- Problem requirements
Retype every entry word for word.

- Dataset entries
______________________________
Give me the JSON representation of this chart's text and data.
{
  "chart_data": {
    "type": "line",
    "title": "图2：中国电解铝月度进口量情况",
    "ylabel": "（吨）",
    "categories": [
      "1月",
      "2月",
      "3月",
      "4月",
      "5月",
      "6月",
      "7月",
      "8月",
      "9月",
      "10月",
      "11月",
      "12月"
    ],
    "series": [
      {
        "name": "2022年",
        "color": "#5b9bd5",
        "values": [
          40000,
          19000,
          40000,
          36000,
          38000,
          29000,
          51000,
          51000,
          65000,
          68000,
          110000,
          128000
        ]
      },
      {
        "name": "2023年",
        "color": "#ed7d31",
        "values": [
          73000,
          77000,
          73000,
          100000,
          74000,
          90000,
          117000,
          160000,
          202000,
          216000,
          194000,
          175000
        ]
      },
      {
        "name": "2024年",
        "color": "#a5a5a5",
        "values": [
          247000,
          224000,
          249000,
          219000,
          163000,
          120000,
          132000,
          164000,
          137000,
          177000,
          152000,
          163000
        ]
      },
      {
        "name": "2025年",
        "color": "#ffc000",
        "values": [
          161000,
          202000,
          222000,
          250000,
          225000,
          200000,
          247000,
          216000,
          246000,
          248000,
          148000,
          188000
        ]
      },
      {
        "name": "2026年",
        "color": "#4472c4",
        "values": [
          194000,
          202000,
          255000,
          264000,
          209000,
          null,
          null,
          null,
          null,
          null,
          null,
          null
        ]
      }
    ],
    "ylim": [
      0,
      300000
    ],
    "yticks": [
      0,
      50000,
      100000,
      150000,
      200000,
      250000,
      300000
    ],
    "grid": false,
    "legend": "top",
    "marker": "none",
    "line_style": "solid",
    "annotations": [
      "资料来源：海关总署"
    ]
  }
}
______________________________
- The reply
Give me the JSON representation of this chart's text and data.
{
  "chart_data": {
    "type": "line",
    "title": "图2：中国电解铝月度进口量情况",
    "ylabel": "（吨）",
    "categories": [
      "1月",
      "2月",
      "3月",
      "4月",
      "5月",
      "6月",
      "7月",
      "8月",
      "9月",
      "10月",
      "11月",
      "12月"
    ],
    "series": [
      {
        "name": "2022年",
        "color": "#5b9bd5",
        "values": [
          40000,
          19000,
          40000,
          36000,
          38000,
          29000,
          51000,
          51000,
          65000,
          68000,
          110000,
          128000
        ]
      },
      {
        "name": "2023年",
        "color": "#ed7d31",
        "values": [
          73000,
          77000,
          73000,
          100000,
          74000,
          90000,
          117000,
          160000,
          202000,
          216000,
          194000,
          175000
        ]
      },
      {
        "name": "2024年",
        "color": "#a5a5a5",
        "values": [
          247000,
          224000,
          249000,
          219000,
          163000,
          120000,
          132000,
          164000,
          137000,
          177000,
          152000,
          163000
        ]
      },
      {
        "name": "2025年",
        "color": "#ffc000",
        "values": [
          161000,
          202000,
          222000,
          250000,
          225000,
          200000,
          247000,
          216000,
          246000,
          248000,
          148000,
          188000
        ]
      },
      {
        "name": "2026年",
        "color": "#4472c4",
        "values": [
          194000,
          202000,
          255000,
          264000,
          209000,
          null,
          null,
          null,
          null,
          null,
          null,
          null
        ]
      }
    ],
    "ylim": [
      0,
      300000
    ],
    "yticks": [
      0,
      50000,
      100000,
      150000,
      200000,
      250000,
      300000
    ],
    "grid": false,
    "legend": "top",
    "marker": "none",
    "line_style": "solid",
    "annotations": [
      "资料来源：海关总署"
    ]
  }
}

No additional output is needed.